Given task: All of the lines below are to be transcribed faithfully, with pictures excluded from the copy.

------ Input material ------

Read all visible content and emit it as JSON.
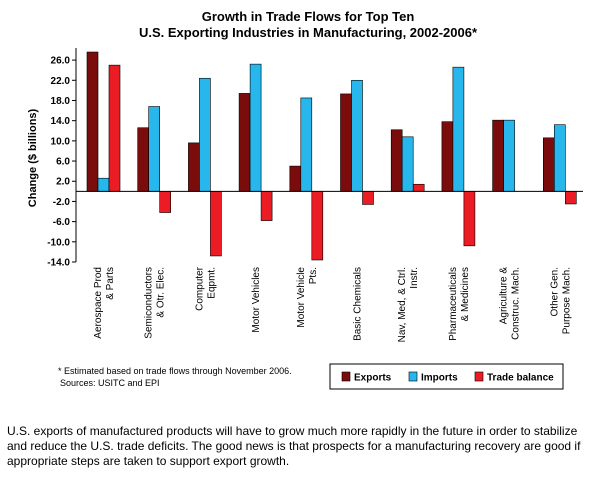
{
  "chart_data": {
    "type": "bar",
    "title_line1": "Growth in Trade Flows for Top Ten",
    "title_line2": "U.S. Exporting Industries in Manufacturing, 2002-2006*",
    "xlabel": "",
    "ylabel": "Change ($ billions)",
    "ylim": [
      -14,
      28
    ],
    "yticks": [
      "26.0",
      "22.0",
      "18.0",
      "14.0",
      "10.0",
      "6.0",
      "2.0",
      "-2.0",
      "-6.0",
      "-10.0",
      "-14.0"
    ],
    "grid": false,
    "legend_position": "bottom-right",
    "categories": [
      [
        "Aerospace Prod",
        "& Parts"
      ],
      [
        "Semiconductors",
        "& Otr. Elec."
      ],
      [
        "Computer",
        "Eqpmt."
      ],
      [
        "Motor Vehicles"
      ],
      [
        "Motor Vehicle",
        "Pts."
      ],
      [
        "Basic Chemicals"
      ],
      [
        "Nav, Med, & Ctrl.",
        "Instr."
      ],
      [
        "Pharmaceuticals",
        "& Medicines"
      ],
      [
        "Agriculture &",
        "Construc. Mach."
      ],
      [
        "Other Gen.",
        "Purpose Mach."
      ]
    ],
    "series": [
      {
        "name": "Exports",
        "color": "#7a0c0c",
        "values": [
          27.6,
          12.6,
          9.6,
          19.4,
          5.0,
          19.3,
          12.2,
          13.8,
          14.1,
          10.6
        ]
      },
      {
        "name": "Imports",
        "color": "#27b7ec",
        "values": [
          2.6,
          16.8,
          22.4,
          25.2,
          18.5,
          22.0,
          10.8,
          24.6,
          14.1,
          13.2
        ]
      },
      {
        "name": "Trade balance",
        "color": "#ec1c24",
        "values": [
          25.0,
          -4.2,
          -12.8,
          -5.8,
          -13.6,
          -2.6,
          1.4,
          -10.8,
          0.0,
          -2.5
        ]
      }
    ],
    "footnote": "* Estimated based on trade flows through November 2006.",
    "sources": "Sources: USITC and EPI"
  },
  "caption": "U.S. exports of manufactured products will have to grow much more rapidly in the future in order to stabilize and reduce the U.S. trade deficits.  The good news is that prospects for a manufacturing recovery are good if appropriate steps are taken to support export growth."
}
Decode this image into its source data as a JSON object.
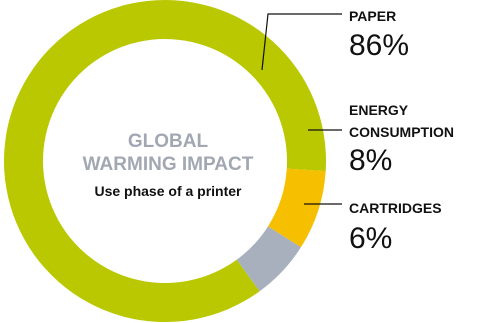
{
  "chart_data": {
    "type": "pie",
    "title": "GLOBAL WARMING IMPACT",
    "subtitle": "Use phase of a printer",
    "categories": [
      "PAPER",
      "ENERGY CONSUMPTION",
      "CARTRIDGES"
    ],
    "values": [
      86,
      8,
      6
    ],
    "value_labels": [
      "86%",
      "8%",
      "6%"
    ],
    "colors": [
      "#b9c800",
      "#f6bf00",
      "#a8b0bd"
    ],
    "legend_placement": "right"
  }
}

------

Exercise solution:
Read all visible content and emit it as JSON.
{
  "chart_data": {
    "type": "bar",
    "title_line1": "Growth in Trade Flows for Top Ten",
    "title_line2": "U.S. Exporting Industries in Manufacturing, 2002-2006*",
    "xlabel": "",
    "ylabel": "Change ($ billions)",
    "ylim": [
      -14,
      28
    ],
    "yticks": [
      "26.0",
      "22.0",
      "18.0",
      "14.0",
      "10.0",
      "6.0",
      "2.0",
      "-2.0",
      "-6.0",
      "-10.0",
      "-14.0"
    ],
    "grid": false,
    "legend_position": "bottom-right",
    "categories": [
      [
        "Aerospace Prod",
        "& Parts"
      ],
      [
        "Semiconductors",
        "& Otr. Elec."
      ],
      [
        "Computer",
        "Eqpmt."
      ],
      [
        "Motor Vehicles"
      ],
      [
        "Motor Vehicle",
        "Pts."
      ],
      [
        "Basic Chemicals"
      ],
      [
        "Nav, Med, & Ctrl.",
        "Instr."
      ],
      [
        "Pharmaceuticals",
        "& Medicines"
      ],
      [
        "Agriculture &",
        "Construc. Mach."
      ],
      [
        "Other Gen.",
        "Purpose Mach."
      ]
    ],
    "series": [
      {
        "name": "Exports",
        "color": "#7a0c0c",
        "values": [
          27.6,
          12.6,
          9.6,
          19.4,
          5.0,
          19.3,
          12.2,
          13.8,
          14.1,
          10.6
        ]
      },
      {
        "name": "Imports",
        "color": "#27b7ec",
        "values": [
          2.6,
          16.8,
          22.4,
          25.2,
          18.5,
          22.0,
          10.8,
          24.6,
          14.1,
          13.2
        ]
      },
      {
        "name": "Trade balance",
        "color": "#ec1c24",
        "values": [
          25.0,
          -4.2,
          -12.8,
          -5.8,
          -13.6,
          -2.6,
          1.4,
          -10.8,
          0.0,
          -2.5
        ]
      }
    ],
    "footnote": "* Estimated based on trade flows through November 2006.",
    "sources": "Sources: USITC and EPI"
  },
  "caption": "U.S. exports of manufactured products will have to grow much more rapidly in the future in order to stabilize and reduce the U.S. trade deficits.  The good news is that prospects for a manufacturing recovery are good if appropriate steps are taken to support export growth."
}
Decode this image into its source data as a JSON object.
{
  "chart_data": {
    "type": "pie",
    "title": "GLOBAL WARMING IMPACT",
    "subtitle": "Use phase of a printer",
    "categories": [
      "PAPER",
      "ENERGY CONSUMPTION",
      "CARTRIDGES"
    ],
    "values": [
      86,
      8,
      6
    ],
    "value_labels": [
      "86%",
      "8%",
      "6%"
    ],
    "colors": [
      "#b9c800",
      "#f6bf00",
      "#a8b0bd"
    ],
    "legend_placement": "right"
  }
}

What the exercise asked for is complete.